Entries from a dataset
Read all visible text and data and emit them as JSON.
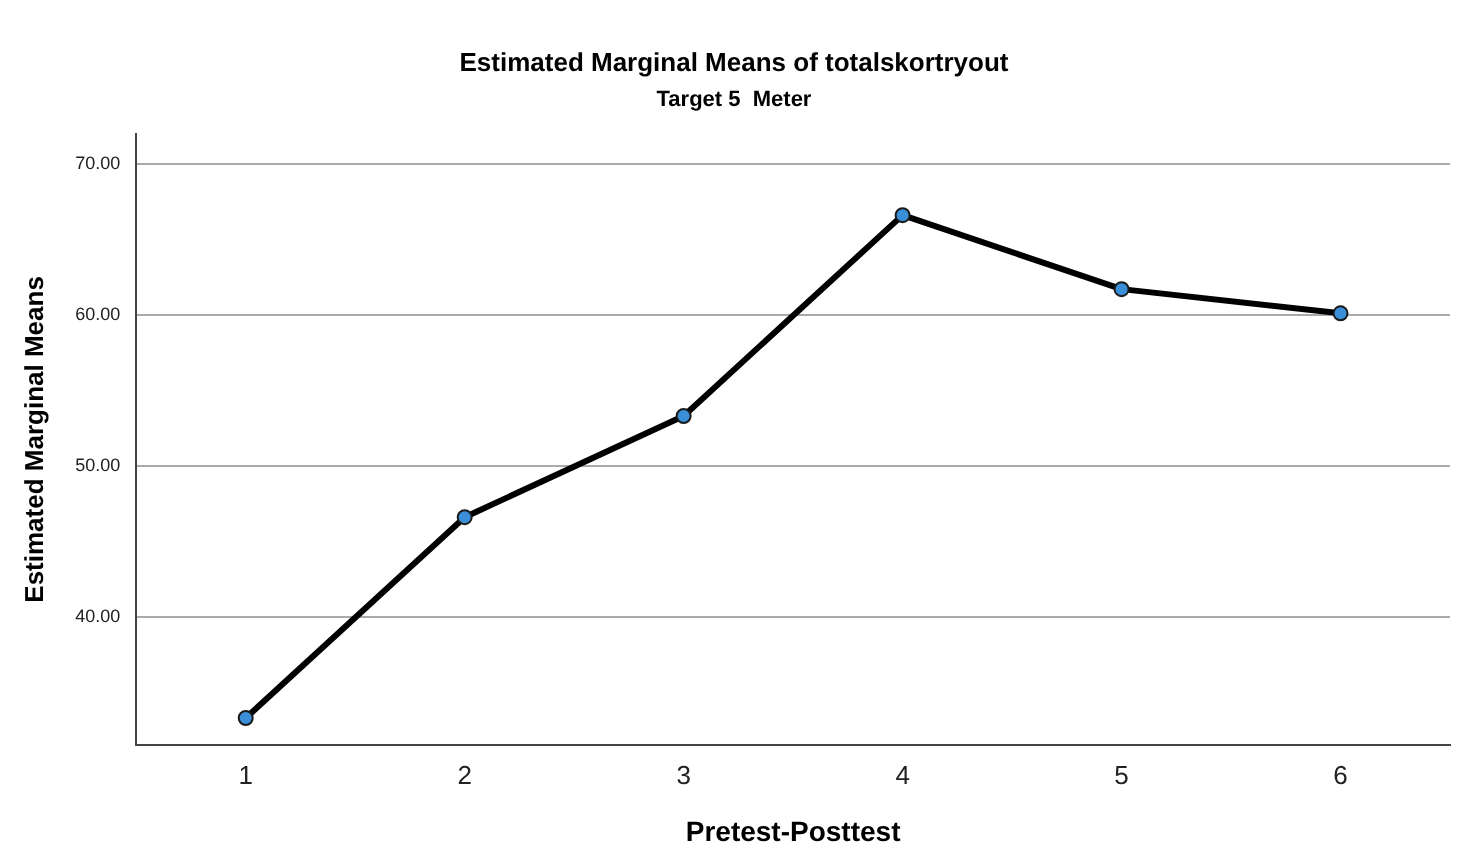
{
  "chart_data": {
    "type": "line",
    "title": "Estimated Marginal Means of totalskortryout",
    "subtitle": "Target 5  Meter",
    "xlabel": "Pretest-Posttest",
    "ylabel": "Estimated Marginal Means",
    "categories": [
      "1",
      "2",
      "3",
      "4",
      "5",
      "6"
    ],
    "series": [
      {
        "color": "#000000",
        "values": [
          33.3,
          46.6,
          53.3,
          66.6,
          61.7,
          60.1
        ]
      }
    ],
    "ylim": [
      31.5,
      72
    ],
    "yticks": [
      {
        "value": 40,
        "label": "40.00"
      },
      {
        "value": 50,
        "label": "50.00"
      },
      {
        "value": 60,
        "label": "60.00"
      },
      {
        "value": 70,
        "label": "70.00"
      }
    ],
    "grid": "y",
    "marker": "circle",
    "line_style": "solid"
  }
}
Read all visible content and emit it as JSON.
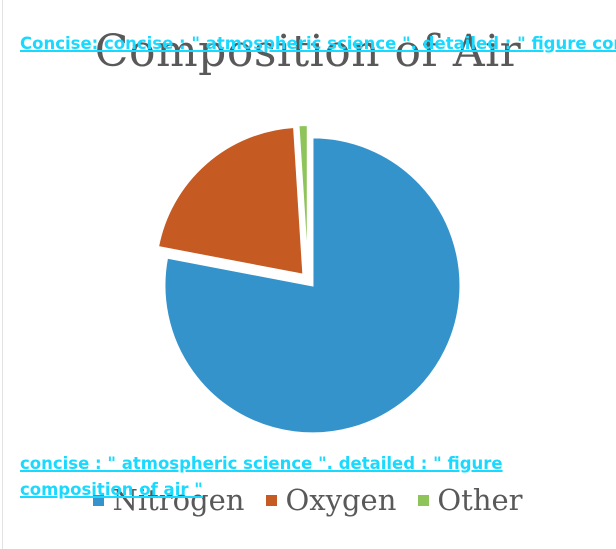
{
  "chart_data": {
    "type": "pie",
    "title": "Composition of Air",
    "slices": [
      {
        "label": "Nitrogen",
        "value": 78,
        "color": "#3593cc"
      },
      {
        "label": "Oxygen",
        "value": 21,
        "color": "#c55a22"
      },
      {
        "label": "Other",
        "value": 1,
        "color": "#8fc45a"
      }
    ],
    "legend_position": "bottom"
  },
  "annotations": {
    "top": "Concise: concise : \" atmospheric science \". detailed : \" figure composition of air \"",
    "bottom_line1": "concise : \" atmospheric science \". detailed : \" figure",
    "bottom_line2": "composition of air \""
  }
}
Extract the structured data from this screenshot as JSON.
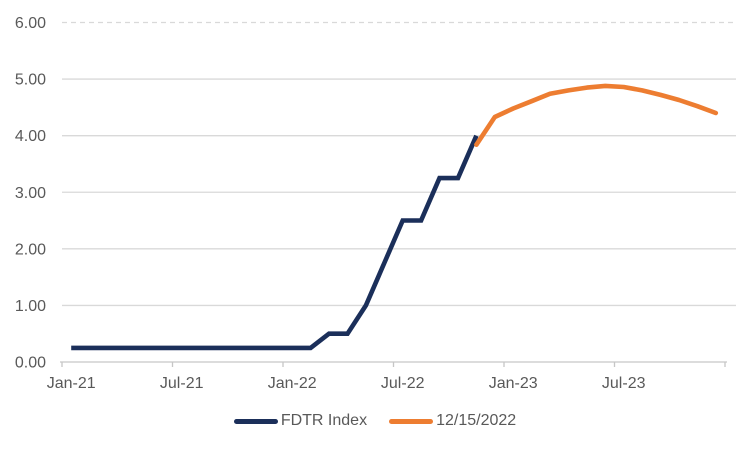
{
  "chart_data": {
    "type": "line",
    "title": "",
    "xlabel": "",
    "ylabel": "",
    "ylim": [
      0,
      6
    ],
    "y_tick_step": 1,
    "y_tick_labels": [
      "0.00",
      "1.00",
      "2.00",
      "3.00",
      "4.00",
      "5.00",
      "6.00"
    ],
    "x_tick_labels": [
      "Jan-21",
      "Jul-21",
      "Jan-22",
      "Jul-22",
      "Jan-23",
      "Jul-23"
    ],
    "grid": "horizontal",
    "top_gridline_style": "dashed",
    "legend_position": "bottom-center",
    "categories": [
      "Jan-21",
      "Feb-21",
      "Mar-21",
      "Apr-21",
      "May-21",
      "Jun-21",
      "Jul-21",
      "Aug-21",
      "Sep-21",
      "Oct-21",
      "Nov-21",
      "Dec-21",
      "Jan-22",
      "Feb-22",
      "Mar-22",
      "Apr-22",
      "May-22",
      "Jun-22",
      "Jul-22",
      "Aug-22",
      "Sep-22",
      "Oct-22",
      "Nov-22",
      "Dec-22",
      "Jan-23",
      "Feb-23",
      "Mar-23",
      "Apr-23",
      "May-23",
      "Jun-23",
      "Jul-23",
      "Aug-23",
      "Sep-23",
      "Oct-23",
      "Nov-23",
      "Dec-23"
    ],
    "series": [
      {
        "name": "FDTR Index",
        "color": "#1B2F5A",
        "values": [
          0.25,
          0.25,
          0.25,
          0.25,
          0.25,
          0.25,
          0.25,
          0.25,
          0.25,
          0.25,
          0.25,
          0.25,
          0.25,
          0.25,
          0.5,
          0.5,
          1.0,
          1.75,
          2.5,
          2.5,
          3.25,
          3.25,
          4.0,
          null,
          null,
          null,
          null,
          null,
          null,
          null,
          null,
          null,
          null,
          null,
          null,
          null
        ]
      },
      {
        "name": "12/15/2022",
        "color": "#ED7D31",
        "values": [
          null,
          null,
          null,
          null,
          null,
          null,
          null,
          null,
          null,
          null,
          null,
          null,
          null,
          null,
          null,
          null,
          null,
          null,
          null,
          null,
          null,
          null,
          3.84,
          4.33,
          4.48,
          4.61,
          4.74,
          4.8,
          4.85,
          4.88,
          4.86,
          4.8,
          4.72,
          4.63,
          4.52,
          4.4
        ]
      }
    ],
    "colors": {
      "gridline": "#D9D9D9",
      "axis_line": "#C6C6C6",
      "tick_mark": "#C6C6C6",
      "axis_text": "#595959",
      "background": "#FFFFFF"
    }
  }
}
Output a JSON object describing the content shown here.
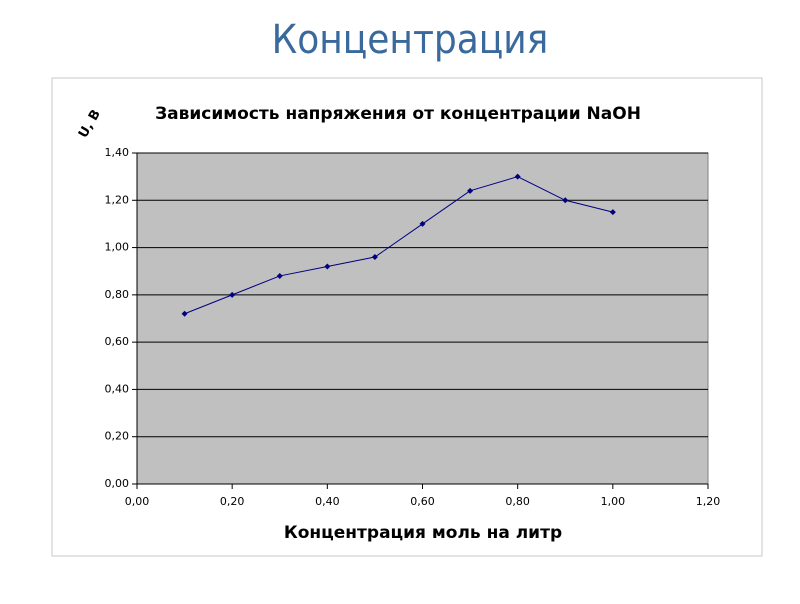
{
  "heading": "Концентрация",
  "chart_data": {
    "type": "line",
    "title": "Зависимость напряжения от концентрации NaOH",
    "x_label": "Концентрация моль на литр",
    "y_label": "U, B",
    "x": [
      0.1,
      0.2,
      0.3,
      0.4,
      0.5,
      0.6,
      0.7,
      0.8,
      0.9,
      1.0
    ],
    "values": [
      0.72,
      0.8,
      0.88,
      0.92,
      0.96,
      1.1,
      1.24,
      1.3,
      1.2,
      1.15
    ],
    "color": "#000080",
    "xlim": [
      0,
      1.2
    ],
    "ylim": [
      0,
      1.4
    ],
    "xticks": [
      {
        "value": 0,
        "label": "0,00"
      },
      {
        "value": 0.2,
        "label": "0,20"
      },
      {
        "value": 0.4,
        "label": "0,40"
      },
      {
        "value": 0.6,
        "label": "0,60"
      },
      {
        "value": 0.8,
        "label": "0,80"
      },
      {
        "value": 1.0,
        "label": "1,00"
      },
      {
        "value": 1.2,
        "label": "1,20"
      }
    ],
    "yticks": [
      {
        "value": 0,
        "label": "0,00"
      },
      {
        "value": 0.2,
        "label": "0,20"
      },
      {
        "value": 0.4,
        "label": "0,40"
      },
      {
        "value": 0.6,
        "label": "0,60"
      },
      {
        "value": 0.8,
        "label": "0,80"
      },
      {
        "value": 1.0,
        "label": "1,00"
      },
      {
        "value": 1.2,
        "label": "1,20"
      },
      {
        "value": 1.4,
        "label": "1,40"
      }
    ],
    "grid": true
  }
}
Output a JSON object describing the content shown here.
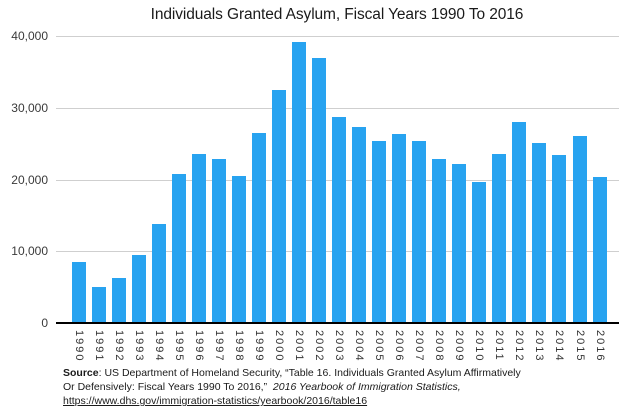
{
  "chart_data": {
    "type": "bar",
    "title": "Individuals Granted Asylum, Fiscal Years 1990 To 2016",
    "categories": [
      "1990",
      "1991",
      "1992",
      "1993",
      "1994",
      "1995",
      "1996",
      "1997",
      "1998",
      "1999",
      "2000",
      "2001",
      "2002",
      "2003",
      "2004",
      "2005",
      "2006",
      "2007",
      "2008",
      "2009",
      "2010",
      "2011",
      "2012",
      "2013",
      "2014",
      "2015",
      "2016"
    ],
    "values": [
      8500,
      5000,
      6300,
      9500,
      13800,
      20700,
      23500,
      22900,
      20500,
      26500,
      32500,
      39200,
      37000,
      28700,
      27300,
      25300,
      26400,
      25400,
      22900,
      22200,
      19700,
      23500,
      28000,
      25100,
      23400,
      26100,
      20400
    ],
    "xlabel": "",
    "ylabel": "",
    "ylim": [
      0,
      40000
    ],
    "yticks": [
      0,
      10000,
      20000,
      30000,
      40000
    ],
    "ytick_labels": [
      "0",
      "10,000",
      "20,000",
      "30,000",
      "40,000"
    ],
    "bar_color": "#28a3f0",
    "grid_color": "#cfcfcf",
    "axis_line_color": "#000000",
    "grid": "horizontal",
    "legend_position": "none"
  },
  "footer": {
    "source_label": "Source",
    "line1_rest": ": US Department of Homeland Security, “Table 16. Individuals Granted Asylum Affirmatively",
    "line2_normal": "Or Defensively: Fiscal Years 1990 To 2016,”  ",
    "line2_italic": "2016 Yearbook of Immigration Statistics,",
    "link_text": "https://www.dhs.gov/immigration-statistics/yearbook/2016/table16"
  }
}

• **Exercise**
Every line of text is to be repeated exactly; pictures are left out.

• **Full solution**
Read all visible text and data and emit them as JSON.
{
  "chart_data": {
    "type": "line",
    "title": "Estimated Marginal Means of totalskortryout",
    "subtitle": "Target 5  Meter",
    "xlabel": "Pretest-Posttest",
    "ylabel": "Estimated Marginal Means",
    "categories": [
      "1",
      "2",
      "3",
      "4",
      "5",
      "6"
    ],
    "series": [
      {
        "color": "#000000",
        "values": [
          33.3,
          46.6,
          53.3,
          66.6,
          61.7,
          60.1
        ]
      }
    ],
    "ylim": [
      31.5,
      72
    ],
    "yticks": [
      {
        "value": 40,
        "label": "40.00"
      },
      {
        "value": 50,
        "label": "50.00"
      },
      {
        "value": 60,
        "label": "60.00"
      },
      {
        "value": 70,
        "label": "70.00"
      }
    ],
    "grid": "y",
    "marker": "circle",
    "line_style": "solid"
  }
}
Read all visible content and emit it as JSON.
{
  "chart_data": {
    "type": "pie",
    "title": "Composition of Air",
    "slices": [
      {
        "label": "Nitrogen",
        "value": 78,
        "color": "#3593cc"
      },
      {
        "label": "Oxygen",
        "value": 21,
        "color": "#c55a22"
      },
      {
        "label": "Other",
        "value": 1,
        "color": "#8fc45a"
      }
    ],
    "legend_position": "bottom"
  },
  "annotations": {
    "top": "Concise: concise : \" atmospheric science \". detailed : \" figure composition of air \"",
    "bottom_line1": "concise : \" atmospheric science \". detailed : \" figure",
    "bottom_line2": "composition of air \""
  }
}
Extract the structured data from this screenshot as JSON.
{
  "chart_data": {
    "type": "line",
    "title": "",
    "xlabel": "",
    "ylabel": "",
    "ylim": [
      0,
      6
    ],
    "y_tick_step": 1,
    "y_tick_labels": [
      "0.00",
      "1.00",
      "2.00",
      "3.00",
      "4.00",
      "5.00",
      "6.00"
    ],
    "x_tick_labels": [
      "Jan-21",
      "Jul-21",
      "Jan-22",
      "Jul-22",
      "Jan-23",
      "Jul-23"
    ],
    "grid": "horizontal",
    "top_gridline_style": "dashed",
    "legend_position": "bottom-center",
    "categories": [
      "Jan-21",
      "Feb-21",
      "Mar-21",
      "Apr-21",
      "May-21",
      "Jun-21",
      "Jul-21",
      "Aug-21",
      "Sep-21",
      "Oct-21",
      "Nov-21",
      "Dec-21",
      "Jan-22",
      "Feb-22",
      "Mar-22",
      "Apr-22",
      "May-22",
      "Jun-22",
      "Jul-22",
      "Aug-22",
      "Sep-22",
      "Oct-22",
      "Nov-22",
      "Dec-22",
      "Jan-23",
      "Feb-23",
      "Mar-23",
      "Apr-23",
      "May-23",
      "Jun-23",
      "Jul-23",
      "Aug-23",
      "Sep-23",
      "Oct-23",
      "Nov-23",
      "Dec-23"
    ],
    "series": [
      {
        "name": "FDTR Index",
        "color": "#1B2F5A",
        "values": [
          0.25,
          0.25,
          0.25,
          0.25,
          0.25,
          0.25,
          0.25,
          0.25,
          0.25,
          0.25,
          0.25,
          0.25,
          0.25,
          0.25,
          0.5,
          0.5,
          1.0,
          1.75,
          2.5,
          2.5,
          3.25,
          3.25,
          4.0,
          null,
          null,
          null,
          null,
          null,
          null,
          null,
          null,
          null,
          null,
          null,
          null,
          null
        ]
      },
      {
        "name": "12/15/2022",
        "color": "#ED7D31",
        "values": [
          null,
          null,
          null,
          null,
          null,
          null,
          null,
          null,
          null,
          null,
          null,
          null,
          null,
          null,
          null,
          null,
          null,
          null,
          null,
          null,
          null,
          null,
          3.84,
          4.33,
          4.48,
          4.61,
          4.74,
          4.8,
          4.85,
          4.88,
          4.86,
          4.8,
          4.72,
          4.63,
          4.52,
          4.4
        ]
      }
    ],
    "colors": {
      "gridline": "#D9D9D9",
      "axis_line": "#C6C6C6",
      "tick_mark": "#C6C6C6",
      "axis_text": "#595959",
      "background": "#FFFFFF"
    }
  }
}
Output a JSON object describing the content shown here.
{
  "heading": "Концентрация",
  "chart_data": {
    "type": "line",
    "title": "Зависимость напряжения от концентрации NaOH",
    "x_label": "Концентрация моль на литр",
    "y_label": "U, B",
    "x": [
      0.1,
      0.2,
      0.3,
      0.4,
      0.5,
      0.6,
      0.7,
      0.8,
      0.9,
      1.0
    ],
    "values": [
      0.72,
      0.8,
      0.88,
      0.92,
      0.96,
      1.1,
      1.24,
      1.3,
      1.2,
      1.15
    ],
    "color": "#000080",
    "xlim": [
      0,
      1.2
    ],
    "ylim": [
      0,
      1.4
    ],
    "xticks": [
      {
        "value": 0,
        "label": "0,00"
      },
      {
        "value": 0.2,
        "label": "0,20"
      },
      {
        "value": 0.4,
        "label": "0,40"
      },
      {
        "value": 0.6,
        "label": "0,60"
      },
      {
        "value": 0.8,
        "label": "0,80"
      },
      {
        "value": 1.0,
        "label": "1,00"
      },
      {
        "value": 1.2,
        "label": "1,20"
      }
    ],
    "yticks": [
      {
        "value": 0,
        "label": "0,00"
      },
      {
        "value": 0.2,
        "label": "0,20"
      },
      {
        "value": 0.4,
        "label": "0,40"
      },
      {
        "value": 0.6,
        "label": "0,60"
      },
      {
        "value": 0.8,
        "label": "0,80"
      },
      {
        "value": 1.0,
        "label": "1,00"
      },
      {
        "value": 1.2,
        "label": "1,20"
      },
      {
        "value": 1.4,
        "label": "1,40"
      }
    ],
    "grid": true
  }
}
Output a JSON object describing the content shown here.
{
  "chart_data": {
    "type": "bar",
    "title": "Individuals Granted Asylum, Fiscal Years 1990 To 2016",
    "categories": [
      "1990",
      "1991",
      "1992",
      "1993",
      "1994",
      "1995",
      "1996",
      "1997",
      "1998",
      "1999",
      "2000",
      "2001",
      "2002",
      "2003",
      "2004",
      "2005",
      "2006",
      "2007",
      "2008",
      "2009",
      "2010",
      "2011",
      "2012",
      "2013",
      "2014",
      "2015",
      "2016"
    ],
    "values": [
      8500,
      5000,
      6300,
      9500,
      13800,
      20700,
      23500,
      22900,
      20500,
      26500,
      32500,
      39200,
      37000,
      28700,
      27300,
      25300,
      26400,
      25400,
      22900,
      22200,
      19700,
      23500,
      28000,
      25100,
      23400,
      26100,
      20400
    ],
    "xlabel": "",
    "ylabel": "",
    "ylim": [
      0,
      40000
    ],
    "yticks": [
      0,
      10000,
      20000,
      30000,
      40000
    ],
    "ytick_labels": [
      "0",
      "10,000",
      "20,000",
      "30,000",
      "40,000"
    ],
    "bar_color": "#28a3f0",
    "grid_color": "#cfcfcf",
    "axis_line_color": "#000000",
    "grid": "horizontal",
    "legend_position": "none"
  },
  "footer": {
    "source_label": "Source",
    "line1_rest": ": US Department of Homeland Security, “Table 16. Individuals Granted Asylum Affirmatively",
    "line2_normal": "Or Defensively: Fiscal Years 1990 To 2016,”  ",
    "line2_italic": "2016 Yearbook of Immigration Statistics,",
    "link_text": "https://www.dhs.gov/immigration-statistics/yearbook/2016/table16"
  }
}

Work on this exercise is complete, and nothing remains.